● AIM: Every entry must be echoed exactly.

● DATASET RECORDS:
───

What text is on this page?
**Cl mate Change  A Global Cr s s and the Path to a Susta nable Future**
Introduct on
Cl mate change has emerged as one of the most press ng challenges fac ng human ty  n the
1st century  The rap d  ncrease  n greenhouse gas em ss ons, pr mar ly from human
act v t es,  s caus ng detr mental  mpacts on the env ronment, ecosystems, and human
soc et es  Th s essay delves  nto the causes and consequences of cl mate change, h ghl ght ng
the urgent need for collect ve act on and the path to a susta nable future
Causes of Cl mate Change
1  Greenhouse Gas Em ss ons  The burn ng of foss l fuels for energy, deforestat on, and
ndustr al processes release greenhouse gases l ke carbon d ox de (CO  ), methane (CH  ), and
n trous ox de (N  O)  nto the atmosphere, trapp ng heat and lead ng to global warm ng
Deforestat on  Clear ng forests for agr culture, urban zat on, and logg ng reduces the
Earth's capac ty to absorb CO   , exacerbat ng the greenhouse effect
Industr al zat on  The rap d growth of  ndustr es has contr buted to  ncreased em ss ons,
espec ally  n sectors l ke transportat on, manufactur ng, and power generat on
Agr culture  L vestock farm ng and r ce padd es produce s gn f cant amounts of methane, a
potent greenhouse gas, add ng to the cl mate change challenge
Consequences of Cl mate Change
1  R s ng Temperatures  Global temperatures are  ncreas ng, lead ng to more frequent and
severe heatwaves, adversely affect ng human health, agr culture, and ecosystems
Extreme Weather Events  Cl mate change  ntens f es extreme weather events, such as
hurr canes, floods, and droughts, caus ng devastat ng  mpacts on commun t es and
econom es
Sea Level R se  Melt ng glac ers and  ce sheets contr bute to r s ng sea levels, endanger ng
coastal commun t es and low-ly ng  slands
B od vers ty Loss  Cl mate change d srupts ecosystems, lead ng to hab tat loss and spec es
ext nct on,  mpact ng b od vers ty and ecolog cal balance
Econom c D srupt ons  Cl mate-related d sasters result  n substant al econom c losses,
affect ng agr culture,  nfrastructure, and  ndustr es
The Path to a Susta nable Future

───

● TASK RESPONSE:
What text is on this page?
**Cl mate Change  A Global Cr s s and the Path to a Susta nable Future**
Introduct on
Cl mate change has emerged as one of the most press ng challenges fac ng human ty  n the
1st century  The rap d  ncrease  n greenhouse gas em ss ons, pr mar ly from human
act v t es,  s caus ng detr mental  mpacts on the env ronment, ecosystems, and human
soc et es  Th s essay delves  nto the causes and consequences of cl mate change, h ghl ght ng
the urgent need for collect ve act on and the path to a susta nable future
Causes of Cl mate Change
1  Greenhouse Gas Em ss ons  The burn ng of foss l fuels for energy, deforestat on, and
ndustr al processes release greenhouse gases l ke carbon d ox de (CO  ), methane (CH  ), and
n trous ox de (N  O)  nto the atmosphere, trapp ng heat and lead ng to global warm ng
Deforestat on  Clear ng forests for agr culture, urban zat on, and logg ng reduces the
Earth's capac ty to absorb CO   , exacerbat ng the greenhouse effect
Industr al zat on  The rap d growth of  ndustr es has contr buted to  ncreased em ss ons,
espec ally  n sectors l ke transportat on, manufactur ng, and power generat on
Agr culture  L vestock farm ng and r ce padd es produce s gn f cant amounts of methane, a
potent greenhouse gas, add ng to the cl mate change challenge
Consequences of Cl mate Change
1  R s ng Temperatures  Global temperatures are  ncreas ng, lead ng to more frequent and
severe heatwaves, adversely affect ng human health, agr culture, and ecosystems
Extreme Weather Events  Cl mate change  ntens f es extreme weather events, such as
hurr canes, floods, and droughts, caus ng devastat ng  mpacts on commun t es and
econom es
Sea Level R se  Melt ng glac ers and  ce sheets contr bute to r s ng sea levels, endanger ng
coastal commun t es and low-ly ng  slands
B od vers ty Loss  Cl mate change d srupts ecosystems, lead ng to hab tat loss and spec es
ext nct on,  mpact ng b od vers ty and ecolog cal balance
Econom c D srupt ons  Cl mate-related d sasters result  n substant al econom c losses,
affect ng agr culture,  nfrastructure, and  ndustr es
The Path to a Susta nable Future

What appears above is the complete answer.